* [WHAT NEEDS TO BE DONE]:
How many lines in the records below contain the word "JSON"? Answer with the number alone.

(Records about charts and figures)
-- Start --
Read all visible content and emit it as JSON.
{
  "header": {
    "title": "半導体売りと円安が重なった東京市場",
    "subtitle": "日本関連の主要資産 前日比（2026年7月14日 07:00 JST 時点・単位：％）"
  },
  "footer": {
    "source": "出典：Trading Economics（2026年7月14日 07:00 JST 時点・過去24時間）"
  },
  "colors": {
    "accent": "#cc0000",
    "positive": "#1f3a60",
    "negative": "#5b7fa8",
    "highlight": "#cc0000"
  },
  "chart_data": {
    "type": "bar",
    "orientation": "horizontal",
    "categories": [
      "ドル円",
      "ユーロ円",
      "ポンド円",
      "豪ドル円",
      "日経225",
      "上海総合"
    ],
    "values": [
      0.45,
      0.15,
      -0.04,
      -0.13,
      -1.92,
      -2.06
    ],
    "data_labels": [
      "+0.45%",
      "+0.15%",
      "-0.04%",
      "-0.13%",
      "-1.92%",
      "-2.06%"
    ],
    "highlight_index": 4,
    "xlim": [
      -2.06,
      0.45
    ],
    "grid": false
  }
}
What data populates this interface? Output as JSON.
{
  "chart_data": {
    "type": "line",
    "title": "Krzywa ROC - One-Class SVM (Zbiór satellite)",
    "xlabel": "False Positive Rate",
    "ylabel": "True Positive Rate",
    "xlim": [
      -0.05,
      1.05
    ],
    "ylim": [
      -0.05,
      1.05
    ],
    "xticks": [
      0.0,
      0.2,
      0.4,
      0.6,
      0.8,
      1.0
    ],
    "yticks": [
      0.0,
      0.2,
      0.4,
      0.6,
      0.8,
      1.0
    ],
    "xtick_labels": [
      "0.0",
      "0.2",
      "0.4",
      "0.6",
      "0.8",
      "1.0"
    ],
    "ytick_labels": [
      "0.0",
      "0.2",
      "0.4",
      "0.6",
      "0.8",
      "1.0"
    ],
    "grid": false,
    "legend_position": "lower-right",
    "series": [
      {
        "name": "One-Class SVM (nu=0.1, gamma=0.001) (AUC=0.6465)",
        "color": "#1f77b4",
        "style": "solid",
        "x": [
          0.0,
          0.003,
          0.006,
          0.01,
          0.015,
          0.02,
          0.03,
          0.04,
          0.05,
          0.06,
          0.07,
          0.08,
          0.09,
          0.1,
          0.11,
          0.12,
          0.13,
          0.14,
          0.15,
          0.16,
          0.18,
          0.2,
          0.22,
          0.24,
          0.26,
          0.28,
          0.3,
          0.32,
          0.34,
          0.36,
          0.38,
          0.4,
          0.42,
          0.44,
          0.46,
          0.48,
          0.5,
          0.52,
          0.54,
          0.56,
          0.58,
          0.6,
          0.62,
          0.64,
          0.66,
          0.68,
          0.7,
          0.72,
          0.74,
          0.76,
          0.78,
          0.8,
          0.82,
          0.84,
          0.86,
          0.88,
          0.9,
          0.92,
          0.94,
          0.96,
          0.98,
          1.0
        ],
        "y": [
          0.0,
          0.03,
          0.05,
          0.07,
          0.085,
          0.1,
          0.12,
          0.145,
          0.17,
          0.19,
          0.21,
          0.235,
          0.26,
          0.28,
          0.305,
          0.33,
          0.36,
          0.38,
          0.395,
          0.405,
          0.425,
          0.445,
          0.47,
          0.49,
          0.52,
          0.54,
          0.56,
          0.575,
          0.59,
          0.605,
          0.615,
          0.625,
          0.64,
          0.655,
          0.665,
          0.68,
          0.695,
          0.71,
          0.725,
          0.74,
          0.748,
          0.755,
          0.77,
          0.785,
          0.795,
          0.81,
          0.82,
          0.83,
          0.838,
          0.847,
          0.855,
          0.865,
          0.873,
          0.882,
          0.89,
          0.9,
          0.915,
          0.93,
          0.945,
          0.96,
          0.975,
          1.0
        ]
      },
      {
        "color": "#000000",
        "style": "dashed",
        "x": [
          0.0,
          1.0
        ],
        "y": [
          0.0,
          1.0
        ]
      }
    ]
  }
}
-- End --
* [RESPONSE BELOW]:
2